━━━━━ Exercise material
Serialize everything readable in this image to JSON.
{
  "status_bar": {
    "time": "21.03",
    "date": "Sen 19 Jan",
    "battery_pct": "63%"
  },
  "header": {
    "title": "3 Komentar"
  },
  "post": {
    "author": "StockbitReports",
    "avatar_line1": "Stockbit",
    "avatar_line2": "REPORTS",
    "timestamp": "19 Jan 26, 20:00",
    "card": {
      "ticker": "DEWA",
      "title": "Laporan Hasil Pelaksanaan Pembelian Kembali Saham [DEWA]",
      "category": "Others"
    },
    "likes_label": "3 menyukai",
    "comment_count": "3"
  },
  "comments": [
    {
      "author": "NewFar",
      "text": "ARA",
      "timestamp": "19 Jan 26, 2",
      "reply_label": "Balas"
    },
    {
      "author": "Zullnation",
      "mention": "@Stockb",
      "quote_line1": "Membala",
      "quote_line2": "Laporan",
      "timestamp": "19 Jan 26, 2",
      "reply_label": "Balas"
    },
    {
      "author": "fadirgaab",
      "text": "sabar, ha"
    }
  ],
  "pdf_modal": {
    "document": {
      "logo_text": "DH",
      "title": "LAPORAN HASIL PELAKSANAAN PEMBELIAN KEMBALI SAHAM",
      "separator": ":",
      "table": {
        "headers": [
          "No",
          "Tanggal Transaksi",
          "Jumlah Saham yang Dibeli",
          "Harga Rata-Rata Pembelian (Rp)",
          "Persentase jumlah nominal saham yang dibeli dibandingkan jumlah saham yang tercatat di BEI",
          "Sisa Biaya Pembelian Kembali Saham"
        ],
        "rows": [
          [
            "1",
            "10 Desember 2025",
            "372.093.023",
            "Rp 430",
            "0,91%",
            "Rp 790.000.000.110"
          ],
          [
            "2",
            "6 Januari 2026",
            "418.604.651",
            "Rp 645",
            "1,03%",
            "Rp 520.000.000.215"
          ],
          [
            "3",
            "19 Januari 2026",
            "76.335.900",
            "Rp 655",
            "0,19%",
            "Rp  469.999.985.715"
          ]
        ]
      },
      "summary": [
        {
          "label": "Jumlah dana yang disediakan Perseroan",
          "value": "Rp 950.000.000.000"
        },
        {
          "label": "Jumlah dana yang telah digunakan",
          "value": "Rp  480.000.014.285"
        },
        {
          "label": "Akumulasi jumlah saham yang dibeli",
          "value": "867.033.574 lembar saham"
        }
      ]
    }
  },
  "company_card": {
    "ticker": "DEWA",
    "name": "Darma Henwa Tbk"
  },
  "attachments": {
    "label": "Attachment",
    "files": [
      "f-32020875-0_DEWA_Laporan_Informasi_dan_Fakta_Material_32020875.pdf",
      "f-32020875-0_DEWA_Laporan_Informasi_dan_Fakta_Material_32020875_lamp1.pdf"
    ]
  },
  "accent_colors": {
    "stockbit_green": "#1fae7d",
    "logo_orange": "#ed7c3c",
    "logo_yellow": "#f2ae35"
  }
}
━━━━━━━━━━
▸ **Stated goal**
Each entry is to be returned in full, character for character.

▸ **Result**
Serialize everything readable in this image to JSON.
{
  "status_bar": {
    "time": "21.03",
    "date": "Sen 19 Jan",
    "battery_pct": "63%"
  },
  "header": {
    "title": "3 Komentar"
  },
  "post": {
    "author": "StockbitReports",
    "avatar_line1": "Stockbit",
    "avatar_line2": "REPORTS",
    "timestamp": "19 Jan 26, 20:00",
    "card": {
      "ticker": "DEWA",
      "title": "Laporan Hasil Pelaksanaan Pembelian Kembali Saham [DEWA]",
      "category": "Others"
    },
    "likes_label": "3 menyukai",
    "comment_count": "3"
  },
  "comments": [
    {
      "author": "NewFar",
      "text": "ARA",
      "timestamp": "19 Jan 26, 2",
      "reply_label": "Balas"
    },
    {
      "author": "Zullnation",
      "mention": "@Stockb",
      "quote_line1": "Membala",
      "quote_line2": "Laporan",
      "timestamp": "19 Jan 26, 2",
      "reply_label": "Balas"
    },
    {
      "author": "fadirgaab",
      "text": "sabar, ha"
    }
  ],
  "pdf_modal": {
    "document": {
      "logo_text": "DH",
      "title": "LAPORAN HASIL PELAKSANAAN PEMBELIAN KEMBALI SAHAM",
      "separator": ":",
      "table": {
        "headers": [
          "No",
          "Tanggal Transaksi",
          "Jumlah Saham yang Dibeli",
          "Harga Rata-Rata Pembelian (Rp)",
          "Persentase jumlah nominal saham yang dibeli dibandingkan jumlah saham yang tercatat di BEI",
          "Sisa Biaya Pembelian Kembali Saham"
        ],
        "rows": [
          [
            "1",
            "10 Desember 2025",
            "372.093.023",
            "Rp 430",
            "0,91%",
            "Rp 790.000.000.110"
          ],
          [
            "2",
            "6 Januari 2026",
            "418.604.651",
            "Rp 645",
            "1,03%",
            "Rp 520.000.000.215"
          ],
          [
            "3",
            "19 Januari 2026",
            "76.335.900",
            "Rp 655",
            "0,19%",
            "Rp  469.999.985.715"
          ]
        ]
      },
      "summary": [
        {
          "label": "Jumlah dana yang disediakan Perseroan",
          "value": "Rp 950.000.000.000"
        },
        {
          "label": "Jumlah dana yang telah digunakan",
          "value": "Rp  480.000.014.285"
        },
        {
          "label": "Akumulasi jumlah saham yang dibeli",
          "value": "867.033.574 lembar saham"
        }
      ]
    }
  },
  "company_card": {
    "ticker": "DEWA",
    "name": "Darma Henwa Tbk"
  },
  "attachments": {
    "label": "Attachment",
    "files": [
      "f-32020875-0_DEWA_Laporan_Informasi_dan_Fakta_Material_32020875.pdf",
      "f-32020875-0_DEWA_Laporan_Informasi_dan_Fakta_Material_32020875_lamp1.pdf"
    ]
  },
  "accent_colors": {
    "stockbit_green": "#1fae7d",
    "logo_orange": "#ed7c3c",
    "logo_yellow": "#f2ae35"
  }
}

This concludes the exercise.